What is expected
Write the data out again exactly, with no pictures.

Record extracts
-*-*-

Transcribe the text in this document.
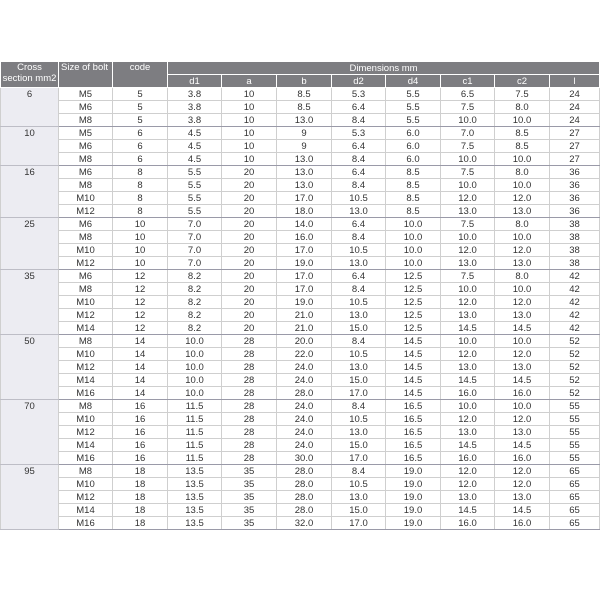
Cross section mm2	Size of bolt	code	Dimensions mm							
			d1	a	b	d2	d4	c1	c2	l
6	M5	5	3.8	10	8.5	5.3	5.5	6.5	7.5	24
	M6	5	3.8	10	8.5	6.4	5.5	7.5	8.0	24
	M8	5	3.8	10	13.0	8.4	5.5	10.0	10.0	24
10	M5	6	4.5	10	9	5.3	6.0	7.0	8.5	27
	M6	6	4.5	10	9	6.4	6.0	7.5	8.5	27
	M8	6	4.5	10	13.0	8.4	6.0	10.0	10.0	27
16	M6	8	5.5	20	13.0	6.4	8.5	7.5	8.0	36
	M8	8	5.5	20	13.0	8.4	8.5	10.0	10.0	36
	M10	8	5.5	20	17.0	10.5	8.5	12.0	12.0	36
	M12	8	5.5	20	18.0	13.0	8.5	13.0	13.0	36
25	M6	10	7.0	20	14.0	6.4	10.0	7.5	8.0	38
	M8	10	7.0	20	16.0	8.4	10.0	10.0	10.0	38
	M10	10	7.0	20	17.0	10.5	10.0	12.0	12.0	38
	M12	10	7.0	20	19.0	13.0	10.0	13.0	13.0	38
35	M6	12	8.2	20	17.0	6.4	12.5	7.5	8.0	42
	M8	12	8.2	20	17.0	8.4	12.5	10.0	10.0	42
	M10	12	8.2	20	19.0	10.5	12.5	12.0	12.0	42
	M12	12	8.2	20	21.0	13.0	12.5	13.0	13.0	42
	M14	12	8.2	20	21.0	15.0	12.5	14.5	14.5	42
50	M8	14	10.0	28	20.0	8.4	14.5	10.0	10.0	52
	M10	14	10.0	28	22.0	10.5	14.5	12.0	12.0	52
	M12	14	10.0	28	24.0	13.0	14.5	13.0	13.0	52
	M14	14	10.0	28	24.0	15.0	14.5	14.5	14.5	52
	M16	14	10.0	28	28.0	17.0	14.5	16.0	16.0	52
70	M8	16	11.5	28	24.0	8.4	16.5	10.0	10.0	55
	M10	16	11.5	28	24.0	10.5	16.5	12.0	12.0	55
	M12	16	11.5	28	24.0	13.0	16.5	13.0	13.0	55
	M14	16	11.5	28	24.0	15.0	16.5	14.5	14.5	55
	M16	16	11.5	28	30.0	17.0	16.5	16.0	16.0	55
95	M8	18	13.5	35	28.0	8.4	19.0	12.0	12.0	65
	M10	18	13.5	35	28.0	10.5	19.0	12.0	12.0	65
	M12	18	13.5	35	28.0	13.0	19.0	13.0	13.0	65
	M14	18	13.5	35	28.0	15.0	19.0	14.5	14.5	65
	M16	18	13.5	35	32.0	17.0	19.0	16.0	16.0	65
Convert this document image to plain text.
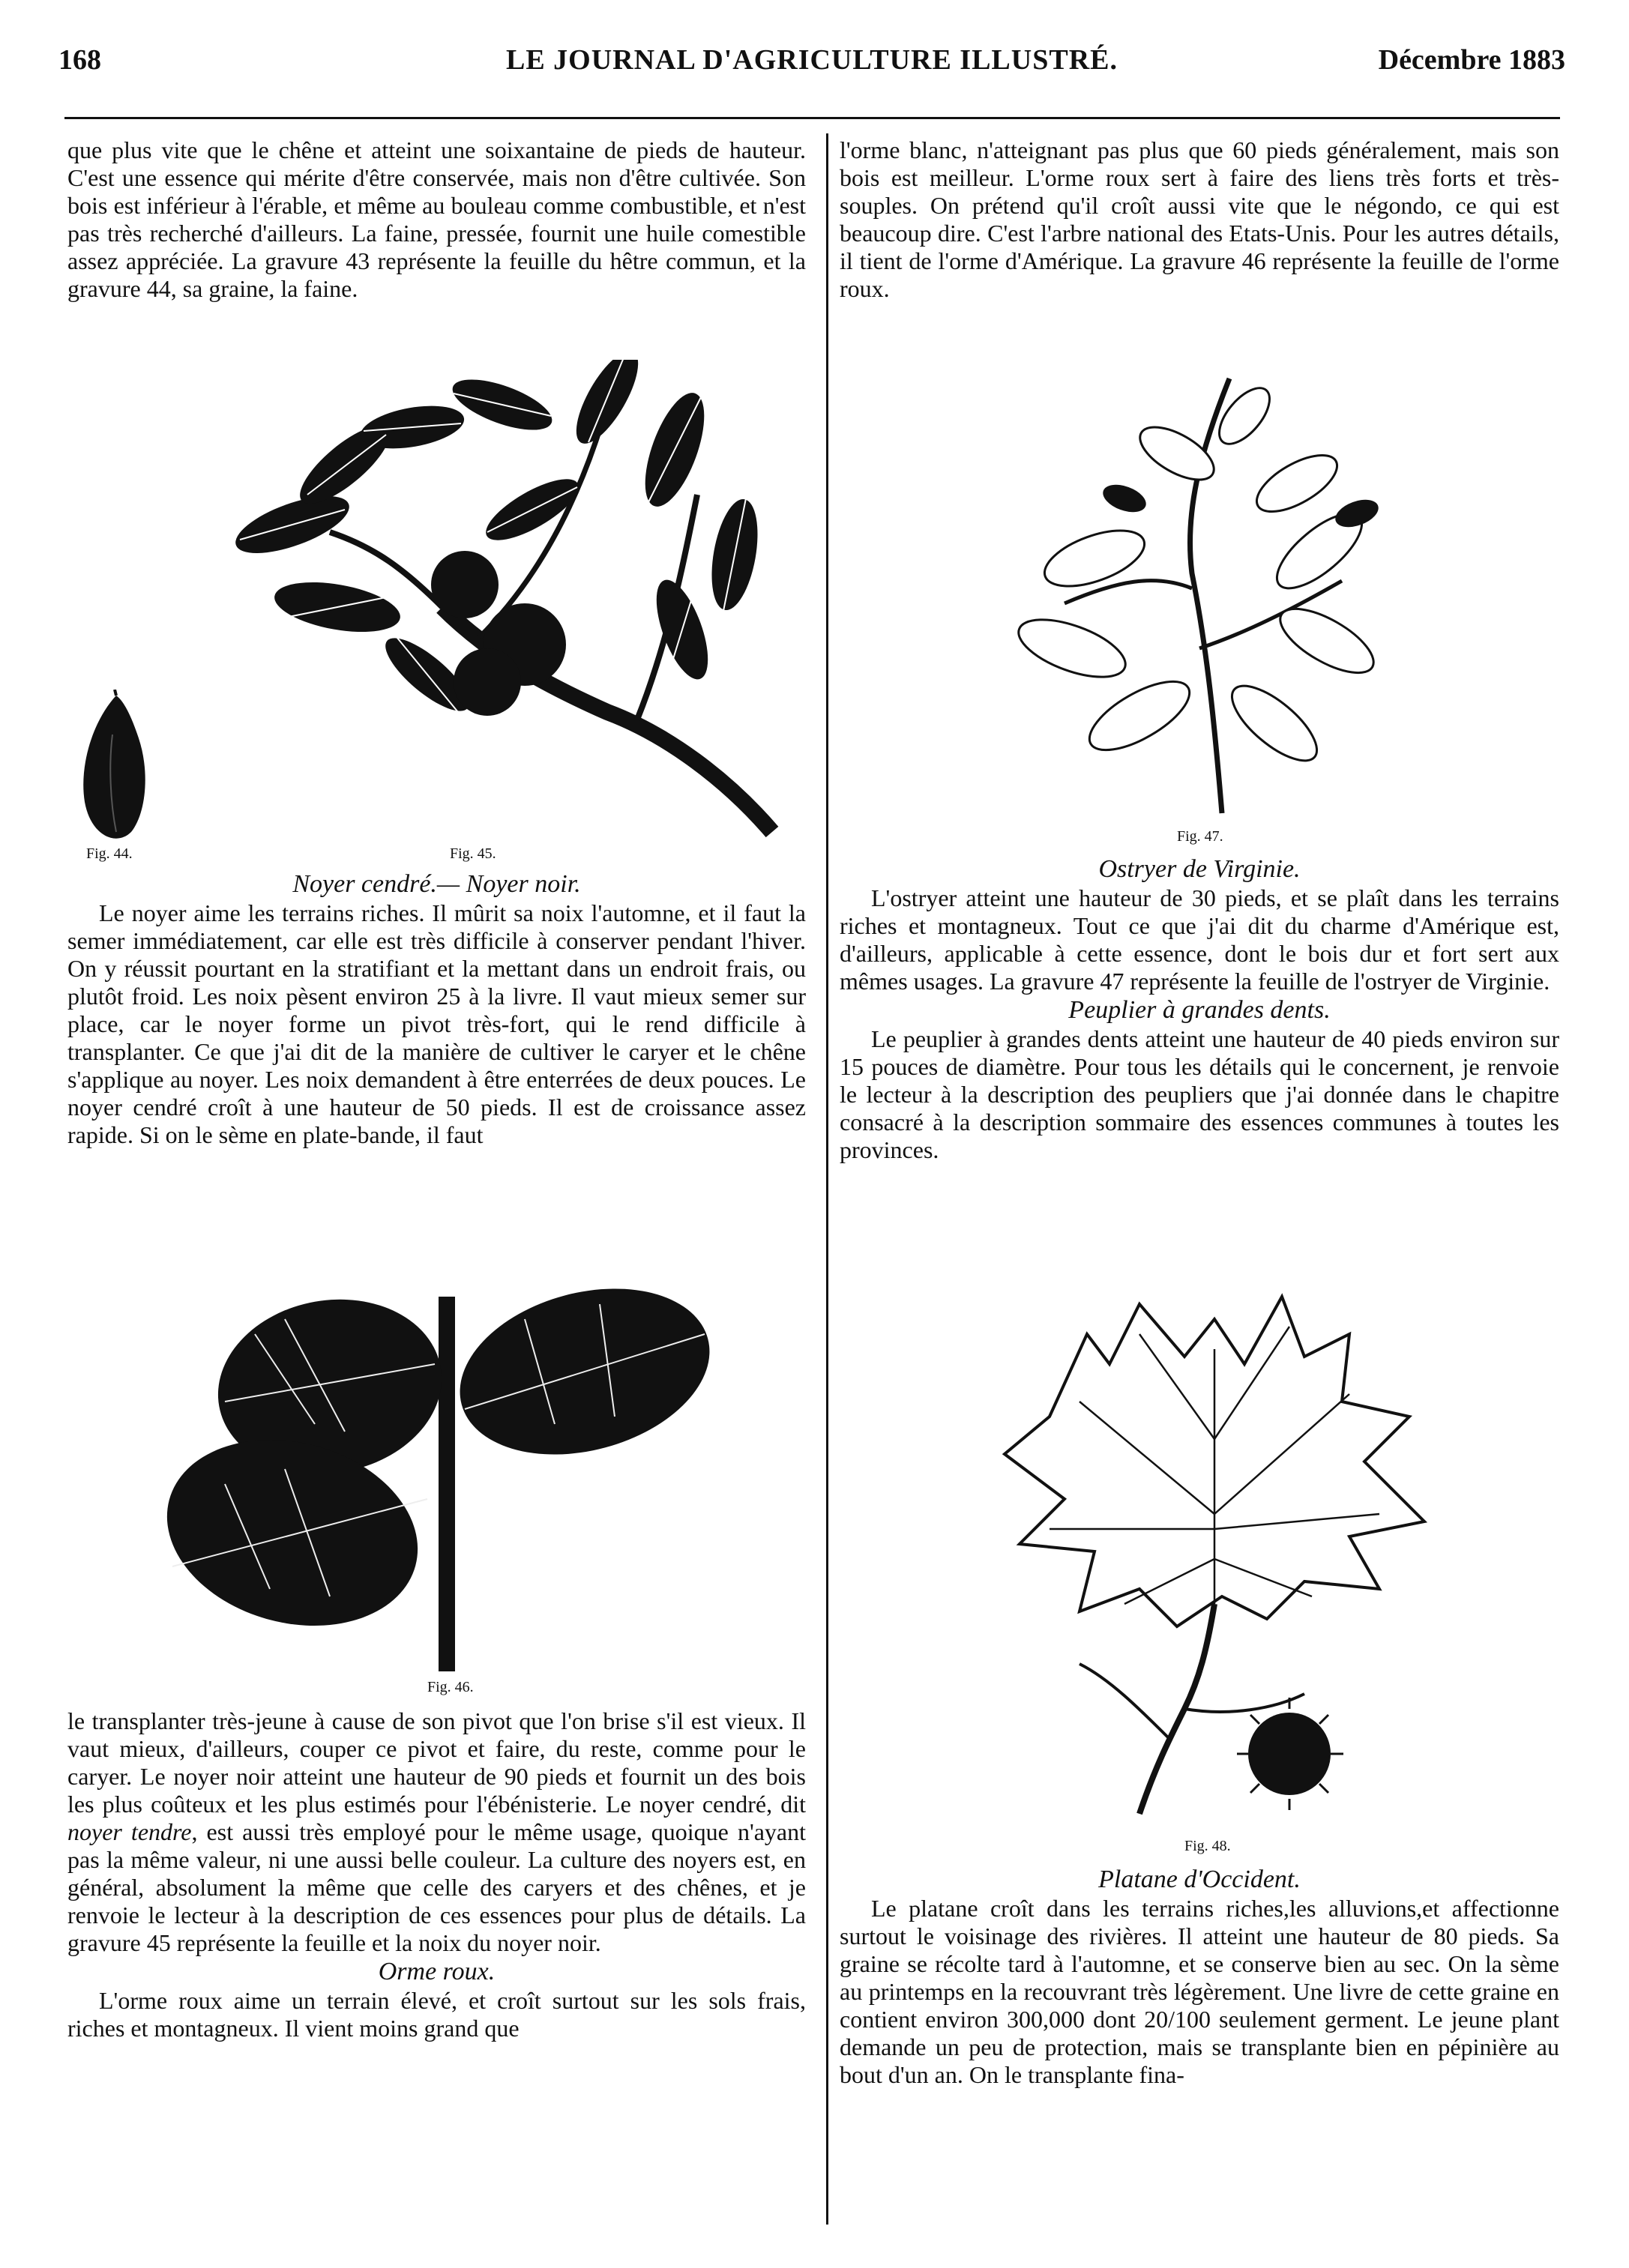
168	LE JOURNAL D'AGRICULTURE ILLUSTRÉ.	Décembre 1883

que plus vite que le chêne et atteint une soixantaine de pieds de hauteur. C'est une essence qui mérite d'être conservée, mais non d'être cultivée. Son bois est inférieur à l'érable, et même au bouleau comme combustible, et n'est pas très recherché d'ailleurs. La faine, pressée, fournit une huile comestible assez appréciée. La gravure 43 représente la feuille du hêtre commun, et la gravure 44, sa graine, la faine.

Fig. 44.	Fig. 45.

Noyer cendré.— Noyer noir.

Le noyer aime les terrains riches. Il mûrit sa noix l'automne, et il faut la semer immédiatement, car elle est très difficile à conserver pendant l'hiver. On y réussit pourtant en la stratifiant et la mettant dans un endroit frais, ou plutôt froid. Les noix pèsent environ 25 à la livre. Il vaut mieux semer sur place, car le noyer forme un pivot très-fort, qui le rend difficile à transplanter. Ce que j'ai dit de la manière de cultiver le caryer et le chêne s'applique au noyer. Les noix demandent à être enterrées de deux pouces. Le noyer cendré croît à une hauteur de 50 pieds. Il est de croissance assez rapide. Si on le sème en plate-bande, il faut

Fig. 46.

le transplanter très-jeune à cause de son pivot que l'on brise s'il est vieux. Il vaut mieux, d'ailleurs, couper ce pivot et faire, du reste, comme pour le caryer. Le noyer noir atteint une hauteur de 90 pieds et fournit un des bois les plus coûteux et les plus estimés pour l'ébénisterie. Le noyer cendré, dit noyer tendre, est aussi très employé pour le même usage, quoique n'ayant pas la même valeur, ni une aussi belle couleur. La culture des noyers est, en général, absolument la même que celle des caryers et des chênes, et je renvoie le lecteur à la description de ces essences pour plus de détails. La gravure 45 représente la feuille et la noix du noyer noir.

Orme roux.

L'orme roux aime un terrain élevé, et croît surtout sur les sols frais, riches et montagneux. Il vient moins grand que

l'orme blanc, n'atteignant pas plus que 60 pieds généralement, mais son bois est meilleur. L'orme roux sert à faire des liens très forts et très-souples. On prétend qu'il croît aussi vite que le négondo, ce qui est beaucoup dire. C'est l'arbre national des Etats-Unis. Pour les autres détails, il tient de l'orme d'Amérique. La gravure 46 représente la feuille de l'orme roux.

Fig. 47.

Ostryer de Virginie.

L'ostryer atteint une hauteur de 30 pieds, et se plaît dans les terrains riches et montagneux. Tout ce que j'ai dit du charme d'Amérique est, d'ailleurs, applicable à cette essence, dont le bois dur et fort sert aux mêmes usages. La gravure 47 représente la feuille de l'ostryer de Virginie.

Peuplier à grandes dents.

Le peuplier à grandes dents atteint une hauteur de 40 pieds environ sur 15 pouces de diamètre. Pour tous les détails qui le concernent, je renvoie le lecteur à la description des peupliers que j'ai donnée dans le chapitre consacré à la description sommaire des essences communes à toutes les provinces.

Fig. 48.

Platane d'Occident.

Le platane croît dans les terrains riches,les alluvions,et affectionne surtout le voisinage des rivières. Il atteint une hauteur de 80 pieds. Sa graine se récolte tard à l'automne, et se conserve bien au sec. On la sème au printemps en la recouvrant très légèrement. Une livre de cette graine en contient environ 300,000 dont 20/100 seulement germent. Le jeune plant demande un peu de protection, mais se transplante bien en pépinière au bout d'un an. On le transplante fina-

-*-*-

Correct output
Transcribe the text in this document.
Cross section mm2	Size of bolt	code	Dimensions mm							
			d1	a	b	d2	d4	c1	c2	l
6	M5	5	3.8	10	8.5	5.3	5.5	6.5	7.5	24
	M6	5	3.8	10	8.5	6.4	5.5	7.5	8.0	24
	M8	5	3.8	10	13.0	8.4	5.5	10.0	10.0	24
10	M5	6	4.5	10	9	5.3	6.0	7.0	8.5	27
	M6	6	4.5	10	9	6.4	6.0	7.5	8.5	27
	M8	6	4.5	10	13.0	8.4	6.0	10.0	10.0	27
16	M6	8	5.5	20	13.0	6.4	8.5	7.5	8.0	36
	M8	8	5.5	20	13.0	8.4	8.5	10.0	10.0	36
	M10	8	5.5	20	17.0	10.5	8.5	12.0	12.0	36
	M12	8	5.5	20	18.0	13.0	8.5	13.0	13.0	36
25	M6	10	7.0	20	14.0	6.4	10.0	7.5	8.0	38
	M8	10	7.0	20	16.0	8.4	10.0	10.0	10.0	38
	M10	10	7.0	20	17.0	10.5	10.0	12.0	12.0	38
	M12	10	7.0	20	19.0	13.0	10.0	13.0	13.0	38
35	M6	12	8.2	20	17.0	6.4	12.5	7.5	8.0	42
	M8	12	8.2	20	17.0	8.4	12.5	10.0	10.0	42
	M10	12	8.2	20	19.0	10.5	12.5	12.0	12.0	42
	M12	12	8.2	20	21.0	13.0	12.5	13.0	13.0	42
	M14	12	8.2	20	21.0	15.0	12.5	14.5	14.5	42
50	M8	14	10.0	28	20.0	8.4	14.5	10.0	10.0	52
	M10	14	10.0	28	22.0	10.5	14.5	12.0	12.0	52
	M12	14	10.0	28	24.0	13.0	14.5	13.0	13.0	52
	M14	14	10.0	28	24.0	15.0	14.5	14.5	14.5	52
	M16	14	10.0	28	28.0	17.0	14.5	16.0	16.0	52
70	M8	16	11.5	28	24.0	8.4	16.5	10.0	10.0	55
	M10	16	11.5	28	24.0	10.5	16.5	12.0	12.0	55
	M12	16	11.5	28	24.0	13.0	16.5	13.0	13.0	55
	M14	16	11.5	28	24.0	15.0	16.5	14.5	14.5	55
	M16	16	11.5	28	30.0	17.0	16.5	16.0	16.0	55
95	M8	18	13.5	35	28.0	8.4	19.0	12.0	12.0	65
	M10	18	13.5	35	28.0	10.5	19.0	12.0	12.0	65
	M12	18	13.5	35	28.0	13.0	19.0	13.0	13.0	65
	M14	18	13.5	35	28.0	15.0	19.0	14.5	14.5	65
	M16	18	13.5	35	32.0	17.0	19.0	16.0	16.0	65
Convert this document image to plain text.
168	LE JOURNAL D'AGRICULTURE ILLUSTRÉ.	Décembre 1883

que plus vite que le chêne et atteint une soixantaine de pieds de hauteur. C'est une essence qui mérite d'être conservée, mais non d'être cultivée. Son bois est inférieur à l'érable, et même au bouleau comme combustible, et n'est pas très recherché d'ailleurs. La faine, pressée, fournit une huile comestible assez appréciée. La gravure 43 représente la feuille du hêtre commun, et la gravure 44, sa graine, la faine.

Fig. 44.	Fig. 45.

Noyer cendré.— Noyer noir.

Le noyer aime les terrains riches. Il mûrit sa noix l'automne, et il faut la semer immédiatement, car elle est très difficile à conserver pendant l'hiver. On y réussit pourtant en la stratifiant et la mettant dans un endroit frais, ou plutôt froid. Les noix pèsent environ 25 à la livre. Il vaut mieux semer sur place, car le noyer forme un pivot très-fort, qui le rend difficile à transplanter. Ce que j'ai dit de la manière de cultiver le caryer et le chêne s'applique au noyer. Les noix demandent à être enterrées de deux pouces. Le noyer cendré croît à une hauteur de 50 pieds. Il est de croissance assez rapide. Si on le sème en plate-bande, il faut

Fig. 46.

le transplanter très-jeune à cause de son pivot que l'on brise s'il est vieux. Il vaut mieux, d'ailleurs, couper ce pivot et faire, du reste, comme pour le caryer. Le noyer noir atteint une hauteur de 90 pieds et fournit un des bois les plus coûteux et les plus estimés pour l'ébénisterie. Le noyer cendré, dit noyer tendre, est aussi très employé pour le même usage, quoique n'ayant pas la même valeur, ni une aussi belle couleur. La culture des noyers est, en général, absolument la même que celle des caryers et des chênes, et je renvoie le lecteur à la description de ces essences pour plus de détails. La gravure 45 représente la feuille et la noix du noyer noir.

Orme roux.

L'orme roux aime un terrain élevé, et croît surtout sur les sols frais, riches et montagneux. Il vient moins grand que

l'orme blanc, n'atteignant pas plus que 60 pieds généralement, mais son bois est meilleur. L'orme roux sert à faire des liens très forts et très-souples. On prétend qu'il croît aussi vite que le négondo, ce qui est beaucoup dire. C'est l'arbre national des Etats-Unis. Pour les autres détails, il tient de l'orme d'Amérique. La gravure 46 représente la feuille de l'orme roux.

Fig. 47.

Ostryer de Virginie.

L'ostryer atteint une hauteur de 30 pieds, et se plaît dans les terrains riches et montagneux. Tout ce que j'ai dit du charme d'Amérique est, d'ailleurs, applicable à cette essence, dont le bois dur et fort sert aux mêmes usages. La gravure 47 représente la feuille de l'ostryer de Virginie.

Peuplier à grandes dents.

Le peuplier à grandes dents atteint une hauteur de 40 pieds environ sur 15 pouces de diamètre. Pour tous les détails qui le concernent, je renvoie le lecteur à la description des peupliers que j'ai donnée dans le chapitre consacré à la description sommaire des essences communes à toutes les provinces.

Fig. 48.

Platane d'Occident.

Le platane croît dans les terrains riches,les alluvions,et affectionne surtout le voisinage des rivières. Il atteint une hauteur de 80 pieds. Sa graine se récolte tard à l'automne, et se conserve bien au sec. On la sème au printemps en la recouvrant très légèrement. Une livre de cette graine en contient environ 300,000 dont 20/100 seulement germent. Le jeune plant demande un peu de protection, mais se transplante bien en pépinière au bout d'un an. On le transplante fina-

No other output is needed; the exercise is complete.